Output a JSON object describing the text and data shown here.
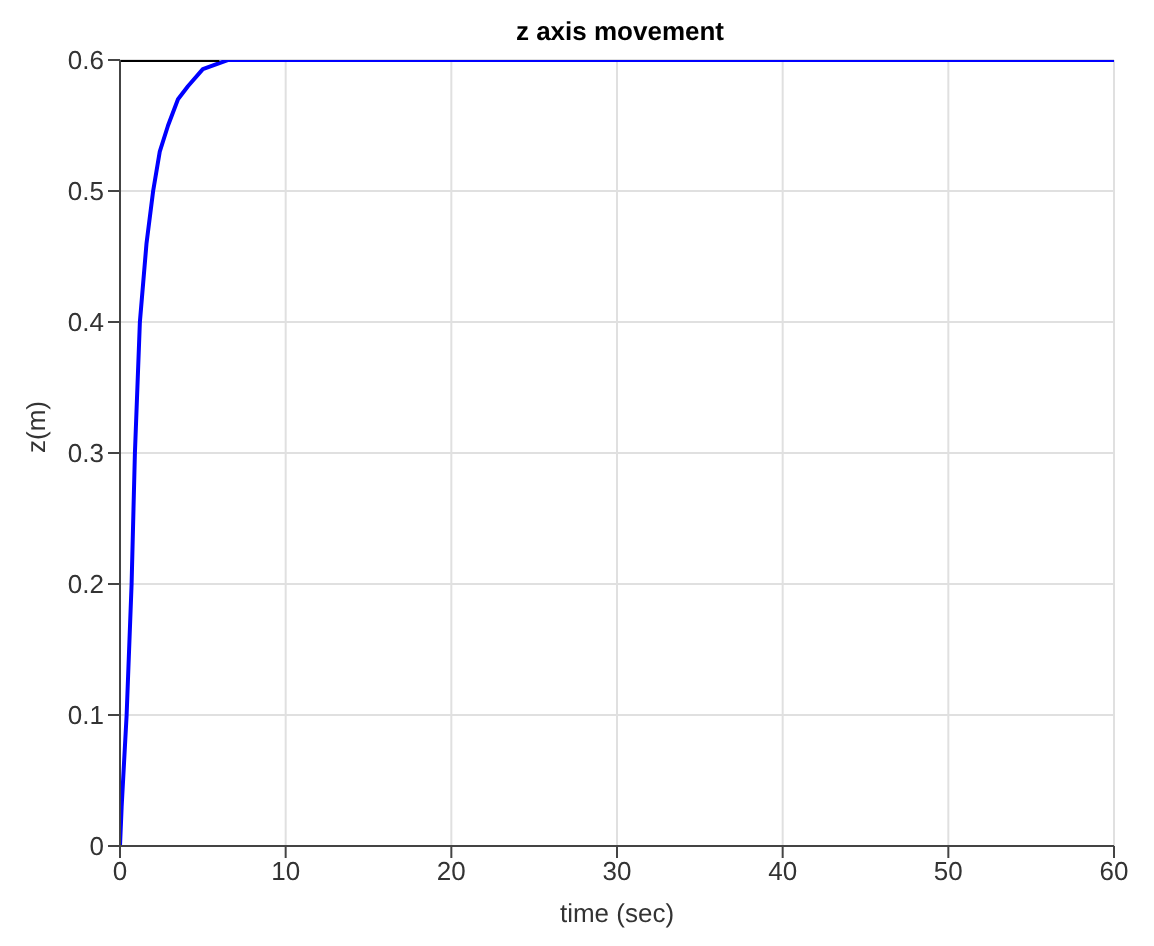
{
  "chart_data": {
    "type": "line",
    "title": "z axis movement",
    "xlabel": "time (sec)",
    "ylabel": "z(m)",
    "xlim": [
      0,
      60
    ],
    "xticks": [
      0,
      10,
      20,
      30,
      40,
      50,
      60
    ],
    "ylim": [
      0,
      0.6
    ],
    "yticks": [
      0,
      0.1,
      0.2,
      0.3,
      0.4,
      0.5,
      0.6
    ],
    "grid": true,
    "marker": "none",
    "line_style": "solid",
    "series": [
      {
        "color": "#0000ff",
        "x": [
          0,
          0.1,
          0.4,
          0.7,
          0.9,
          1.2,
          1.6,
          2.0,
          2.4,
          2.9,
          3.5,
          4.1,
          5,
          6.5,
          8,
          60
        ],
        "values": [
          0,
          0.03,
          0.1,
          0.2,
          0.3,
          0.4,
          0.46,
          0.5,
          0.53,
          0.55,
          0.57,
          0.58,
          0.593,
          0.6,
          0.6,
          0.6
        ]
      },
      {
        "color": "#000000",
        "x": [
          0,
          6
        ],
        "values": [
          0.6,
          0.6
        ]
      }
    ]
  }
}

----

- [WRITTEN PROBLEM]
Return all of the entries exactly as written, but drop any pictures they hold.

- [ANSWER TO THE PROBLEM]
Output a JSON object describing the text and data shown here.
{
  "chart_data": {
    "type": "line",
    "title": "z axis movement",
    "xlabel": "time (sec)",
    "ylabel": "z(m)",
    "xlim": [
      0,
      60
    ],
    "xticks": [
      0,
      10,
      20,
      30,
      40,
      50,
      60
    ],
    "ylim": [
      0,
      0.6
    ],
    "yticks": [
      0,
      0.1,
      0.2,
      0.3,
      0.4,
      0.5,
      0.6
    ],
    "grid": true,
    "marker": "none",
    "line_style": "solid",
    "series": [
      {
        "color": "#0000ff",
        "x": [
          0,
          0.1,
          0.4,
          0.7,
          0.9,
          1.2,
          1.6,
          2.0,
          2.4,
          2.9,
          3.5,
          4.1,
          5,
          6.5,
          8,
          60
        ],
        "values": [
          0,
          0.03,
          0.1,
          0.2,
          0.3,
          0.4,
          0.46,
          0.5,
          0.53,
          0.55,
          0.57,
          0.58,
          0.593,
          0.6,
          0.6,
          0.6
        ]
      },
      {
        "color": "#000000",
        "x": [
          0,
          6
        ],
        "values": [
          0.6,
          0.6
        ]
      }
    ]
  }
}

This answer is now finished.